(Recorded data)
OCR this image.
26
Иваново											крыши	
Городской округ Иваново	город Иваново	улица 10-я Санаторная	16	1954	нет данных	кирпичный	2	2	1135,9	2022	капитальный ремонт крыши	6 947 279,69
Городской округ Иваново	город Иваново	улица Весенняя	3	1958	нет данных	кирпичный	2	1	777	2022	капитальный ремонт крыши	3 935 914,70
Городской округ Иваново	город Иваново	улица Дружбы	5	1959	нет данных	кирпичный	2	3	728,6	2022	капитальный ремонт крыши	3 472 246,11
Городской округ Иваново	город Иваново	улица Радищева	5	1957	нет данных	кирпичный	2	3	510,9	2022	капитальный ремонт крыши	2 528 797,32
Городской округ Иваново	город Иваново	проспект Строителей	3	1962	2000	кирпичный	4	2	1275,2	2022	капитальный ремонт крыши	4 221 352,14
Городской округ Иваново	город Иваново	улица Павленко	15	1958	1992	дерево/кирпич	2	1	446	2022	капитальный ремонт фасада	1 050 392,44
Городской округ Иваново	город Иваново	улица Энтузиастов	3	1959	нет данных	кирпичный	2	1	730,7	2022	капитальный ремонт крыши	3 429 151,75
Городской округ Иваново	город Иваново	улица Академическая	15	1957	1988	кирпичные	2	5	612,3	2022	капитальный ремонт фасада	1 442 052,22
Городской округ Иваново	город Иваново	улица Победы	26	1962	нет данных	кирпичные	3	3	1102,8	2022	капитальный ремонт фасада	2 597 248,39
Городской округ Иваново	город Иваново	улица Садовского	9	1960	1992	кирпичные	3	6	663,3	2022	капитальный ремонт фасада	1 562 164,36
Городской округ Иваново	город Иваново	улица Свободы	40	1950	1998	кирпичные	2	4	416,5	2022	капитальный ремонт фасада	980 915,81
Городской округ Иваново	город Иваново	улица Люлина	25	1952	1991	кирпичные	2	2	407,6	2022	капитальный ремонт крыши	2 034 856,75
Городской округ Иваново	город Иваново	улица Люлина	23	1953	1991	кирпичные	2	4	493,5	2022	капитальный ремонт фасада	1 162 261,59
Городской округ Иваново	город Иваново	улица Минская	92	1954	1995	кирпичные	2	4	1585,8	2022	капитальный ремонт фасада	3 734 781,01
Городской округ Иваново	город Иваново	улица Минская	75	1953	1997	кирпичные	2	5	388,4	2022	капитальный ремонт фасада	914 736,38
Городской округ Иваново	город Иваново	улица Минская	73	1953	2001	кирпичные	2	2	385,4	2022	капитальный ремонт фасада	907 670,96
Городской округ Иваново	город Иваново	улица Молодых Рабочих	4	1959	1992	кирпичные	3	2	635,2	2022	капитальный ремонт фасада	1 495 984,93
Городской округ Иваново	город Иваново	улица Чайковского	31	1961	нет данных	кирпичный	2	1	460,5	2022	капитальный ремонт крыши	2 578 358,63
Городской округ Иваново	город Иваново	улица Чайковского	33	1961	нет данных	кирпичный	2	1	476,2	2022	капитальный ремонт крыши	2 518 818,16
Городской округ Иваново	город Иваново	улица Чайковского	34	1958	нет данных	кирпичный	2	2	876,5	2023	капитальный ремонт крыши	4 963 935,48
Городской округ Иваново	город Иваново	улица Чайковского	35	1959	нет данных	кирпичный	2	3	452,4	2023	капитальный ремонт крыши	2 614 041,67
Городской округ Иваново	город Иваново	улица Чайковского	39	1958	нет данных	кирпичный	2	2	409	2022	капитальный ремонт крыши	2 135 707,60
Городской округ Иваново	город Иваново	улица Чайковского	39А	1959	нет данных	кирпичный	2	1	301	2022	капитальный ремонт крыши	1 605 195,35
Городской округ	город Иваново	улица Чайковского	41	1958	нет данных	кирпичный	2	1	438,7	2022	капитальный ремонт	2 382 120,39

### Request
Using the entries above, please restate each one word for word.

### In response
OCR this image.
26
Иваново											крыши	
Городской округ Иваново	город Иваново	улица 10-я Санаторная	16	1954	нет данных	кирпичный	2	2	1135,9	2022	капитальный ремонт крыши	6 947 279,69
Городской округ Иваново	город Иваново	улица Весенняя	3	1958	нет данных	кирпичный	2	1	777	2022	капитальный ремонт крыши	3 935 914,70
Городской округ Иваново	город Иваново	улица Дружбы	5	1959	нет данных	кирпичный	2	3	728,6	2022	капитальный ремонт крыши	3 472 246,11
Городской округ Иваново	город Иваново	улица Радищева	5	1957	нет данных	кирпичный	2	3	510,9	2022	капитальный ремонт крыши	2 528 797,32
Городской округ Иваново	город Иваново	проспект Строителей	3	1962	2000	кирпичный	4	2	1275,2	2022	капитальный ремонт крыши	4 221 352,14
Городской округ Иваново	город Иваново	улица Павленко	15	1958	1992	дерево/кирпич	2	1	446	2022	капитальный ремонт фасада	1 050 392,44
Городской округ Иваново	город Иваново	улица Энтузиастов	3	1959	нет данных	кирпичный	2	1	730,7	2022	капитальный ремонт крыши	3 429 151,75
Городской округ Иваново	город Иваново	улица Академическая	15	1957	1988	кирпичные	2	5	612,3	2022	капитальный ремонт фасада	1 442 052,22
Городской округ Иваново	город Иваново	улица Победы	26	1962	нет данных	кирпичные	3	3	1102,8	2022	капитальный ремонт фасада	2 597 248,39
Городской округ Иваново	город Иваново	улица Садовского	9	1960	1992	кирпичные	3	6	663,3	2022	капитальный ремонт фасада	1 562 164,36
Городской округ Иваново	город Иваново	улица Свободы	40	1950	1998	кирпичные	2	4	416,5	2022	капитальный ремонт фасада	980 915,81
Городской округ Иваново	город Иваново	улица Люлина	25	1952	1991	кирпичные	2	2	407,6	2022	капитальный ремонт крыши	2 034 856,75
Городской округ Иваново	город Иваново	улица Люлина	23	1953	1991	кирпичные	2	4	493,5	2022	капитальный ремонт фасада	1 162 261,59
Городской округ Иваново	город Иваново	улица Минская	92	1954	1995	кирпичные	2	4	1585,8	2022	капитальный ремонт фасада	3 734 781,01
Городской округ Иваново	город Иваново	улица Минская	75	1953	1997	кирпичные	2	5	388,4	2022	капитальный ремонт фасада	914 736,38
Городской округ Иваново	город Иваново	улица Минская	73	1953	2001	кирпичные	2	2	385,4	2022	капитальный ремонт фасада	907 670,96
Городской округ Иваново	город Иваново	улица Молодых Рабочих	4	1959	1992	кирпичные	3	2	635,2	2022	капитальный ремонт фасада	1 495 984,93
Городской округ Иваново	город Иваново	улица Чайковского	31	1961	нет данных	кирпичный	2	1	460,5	2022	капитальный ремонт крыши	2 578 358,63
Городской округ Иваново	город Иваново	улица Чайковского	33	1961	нет данных	кирпичный	2	1	476,2	2022	капитальный ремонт крыши	2 518 818,16
Городской округ Иваново	город Иваново	улица Чайковского	34	1958	нет данных	кирпичный	2	2	876,5	2023	капитальный ремонт крыши	4 963 935,48
Городской округ Иваново	город Иваново	улица Чайковского	35	1959	нет данных	кирпичный	2	3	452,4	2023	капитальный ремонт крыши	2 614 041,67
Городской округ Иваново	город Иваново	улица Чайковского	39	1958	нет данных	кирпичный	2	2	409	2022	капитальный ремонт крыши	2 135 707,60
Городской округ Иваново	город Иваново	улица Чайковского	39А	1959	нет данных	кирпичный	2	1	301	2022	капитальный ремонт крыши	1 605 195,35
Городской округ	город Иваново	улица Чайковского	41	1958	нет данных	кирпичный	2	1	438,7	2022	капитальный ремонт	2 382 120,39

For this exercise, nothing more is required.